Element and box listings
___

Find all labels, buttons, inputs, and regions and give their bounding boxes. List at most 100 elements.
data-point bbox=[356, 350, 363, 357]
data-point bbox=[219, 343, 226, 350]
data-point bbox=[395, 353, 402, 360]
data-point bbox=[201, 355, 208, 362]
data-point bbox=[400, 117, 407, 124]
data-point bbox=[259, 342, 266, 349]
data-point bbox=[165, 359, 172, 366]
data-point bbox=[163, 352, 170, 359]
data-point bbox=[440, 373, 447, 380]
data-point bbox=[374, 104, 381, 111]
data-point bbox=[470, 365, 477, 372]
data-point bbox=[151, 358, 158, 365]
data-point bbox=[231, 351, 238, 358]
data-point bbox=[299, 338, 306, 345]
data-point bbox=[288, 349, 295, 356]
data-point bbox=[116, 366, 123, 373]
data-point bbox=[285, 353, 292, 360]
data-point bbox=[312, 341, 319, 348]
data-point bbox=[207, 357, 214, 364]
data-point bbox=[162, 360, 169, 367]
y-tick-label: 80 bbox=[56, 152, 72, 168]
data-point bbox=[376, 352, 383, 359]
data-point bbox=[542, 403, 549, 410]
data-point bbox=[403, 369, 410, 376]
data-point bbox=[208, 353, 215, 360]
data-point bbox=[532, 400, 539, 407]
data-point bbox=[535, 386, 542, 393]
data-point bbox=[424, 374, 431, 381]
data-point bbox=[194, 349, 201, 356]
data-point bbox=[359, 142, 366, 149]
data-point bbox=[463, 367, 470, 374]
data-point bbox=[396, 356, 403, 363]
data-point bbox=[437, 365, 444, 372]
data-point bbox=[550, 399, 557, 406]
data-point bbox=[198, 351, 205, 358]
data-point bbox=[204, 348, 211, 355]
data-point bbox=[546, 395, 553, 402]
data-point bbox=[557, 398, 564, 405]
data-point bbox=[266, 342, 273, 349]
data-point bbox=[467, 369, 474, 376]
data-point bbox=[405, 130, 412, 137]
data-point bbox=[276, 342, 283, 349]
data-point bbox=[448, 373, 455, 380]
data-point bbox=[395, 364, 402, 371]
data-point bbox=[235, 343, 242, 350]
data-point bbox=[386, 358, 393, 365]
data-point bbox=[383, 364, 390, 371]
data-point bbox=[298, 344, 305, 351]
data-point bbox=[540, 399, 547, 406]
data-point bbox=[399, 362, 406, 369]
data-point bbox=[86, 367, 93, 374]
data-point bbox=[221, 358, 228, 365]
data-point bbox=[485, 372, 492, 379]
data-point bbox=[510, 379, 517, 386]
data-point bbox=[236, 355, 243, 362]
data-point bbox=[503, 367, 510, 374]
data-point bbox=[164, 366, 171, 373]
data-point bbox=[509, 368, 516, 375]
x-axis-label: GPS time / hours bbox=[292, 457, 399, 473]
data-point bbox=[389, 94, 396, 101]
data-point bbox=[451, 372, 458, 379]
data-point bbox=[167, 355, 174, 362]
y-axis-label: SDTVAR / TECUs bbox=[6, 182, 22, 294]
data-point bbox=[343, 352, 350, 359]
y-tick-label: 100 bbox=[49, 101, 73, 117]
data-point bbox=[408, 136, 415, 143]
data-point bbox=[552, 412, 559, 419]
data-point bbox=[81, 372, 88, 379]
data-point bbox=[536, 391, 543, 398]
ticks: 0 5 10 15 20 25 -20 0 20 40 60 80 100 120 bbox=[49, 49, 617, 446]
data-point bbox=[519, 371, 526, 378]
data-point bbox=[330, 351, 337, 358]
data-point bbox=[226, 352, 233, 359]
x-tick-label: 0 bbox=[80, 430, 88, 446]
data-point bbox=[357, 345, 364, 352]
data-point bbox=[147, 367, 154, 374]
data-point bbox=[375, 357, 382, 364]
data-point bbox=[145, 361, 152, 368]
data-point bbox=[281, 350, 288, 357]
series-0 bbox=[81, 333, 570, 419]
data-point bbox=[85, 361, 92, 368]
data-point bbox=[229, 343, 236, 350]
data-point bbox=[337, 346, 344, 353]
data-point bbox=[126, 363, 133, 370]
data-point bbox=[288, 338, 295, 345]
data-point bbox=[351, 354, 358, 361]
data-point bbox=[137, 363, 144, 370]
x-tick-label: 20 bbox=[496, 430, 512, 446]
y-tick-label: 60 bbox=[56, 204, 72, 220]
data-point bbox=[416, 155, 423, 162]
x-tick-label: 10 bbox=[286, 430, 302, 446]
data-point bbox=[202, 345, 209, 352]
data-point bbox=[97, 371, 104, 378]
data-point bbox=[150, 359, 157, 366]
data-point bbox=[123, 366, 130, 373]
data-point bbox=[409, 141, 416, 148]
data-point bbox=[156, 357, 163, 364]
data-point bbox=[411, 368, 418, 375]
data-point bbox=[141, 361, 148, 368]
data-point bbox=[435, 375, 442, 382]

___

Quote the lines of the records from the start through the line containing "data-point bbox=[221, 358, 228, 365]", including both of those lines.

Find all labels, buttons, inputs, and regions and give their bounding boxes. List at most 100 elements.
data-point bbox=[356, 350, 363, 357]
data-point bbox=[219, 343, 226, 350]
data-point bbox=[395, 353, 402, 360]
data-point bbox=[201, 355, 208, 362]
data-point bbox=[400, 117, 407, 124]
data-point bbox=[259, 342, 266, 349]
data-point bbox=[165, 359, 172, 366]
data-point bbox=[163, 352, 170, 359]
data-point bbox=[440, 373, 447, 380]
data-point bbox=[374, 104, 381, 111]
data-point bbox=[470, 365, 477, 372]
data-point bbox=[151, 358, 158, 365]
data-point bbox=[231, 351, 238, 358]
data-point bbox=[299, 338, 306, 345]
data-point bbox=[288, 349, 295, 356]
data-point bbox=[116, 366, 123, 373]
data-point bbox=[285, 353, 292, 360]
data-point bbox=[312, 341, 319, 348]
data-point bbox=[207, 357, 214, 364]
data-point bbox=[162, 360, 169, 367]
y-tick-label: 80 bbox=[56, 152, 72, 168]
data-point bbox=[376, 352, 383, 359]
data-point bbox=[542, 403, 549, 410]
data-point bbox=[403, 369, 410, 376]
data-point bbox=[208, 353, 215, 360]
data-point bbox=[532, 400, 539, 407]
data-point bbox=[535, 386, 542, 393]
data-point bbox=[424, 374, 431, 381]
data-point bbox=[194, 349, 201, 356]
data-point bbox=[359, 142, 366, 149]
data-point bbox=[463, 367, 470, 374]
data-point bbox=[396, 356, 403, 363]
data-point bbox=[437, 365, 444, 372]
data-point bbox=[550, 399, 557, 406]
data-point bbox=[198, 351, 205, 358]
data-point bbox=[204, 348, 211, 355]
data-point bbox=[546, 395, 553, 402]
data-point bbox=[557, 398, 564, 405]
data-point bbox=[266, 342, 273, 349]
data-point bbox=[467, 369, 474, 376]
data-point bbox=[405, 130, 412, 137]
data-point bbox=[276, 342, 283, 349]
data-point bbox=[448, 373, 455, 380]
data-point bbox=[395, 364, 402, 371]
data-point bbox=[235, 343, 242, 350]
data-point bbox=[386, 358, 393, 365]
data-point bbox=[383, 364, 390, 371]
data-point bbox=[298, 344, 305, 351]
data-point bbox=[540, 399, 547, 406]
data-point bbox=[399, 362, 406, 369]
data-point bbox=[86, 367, 93, 374]
data-point bbox=[221, 358, 228, 365]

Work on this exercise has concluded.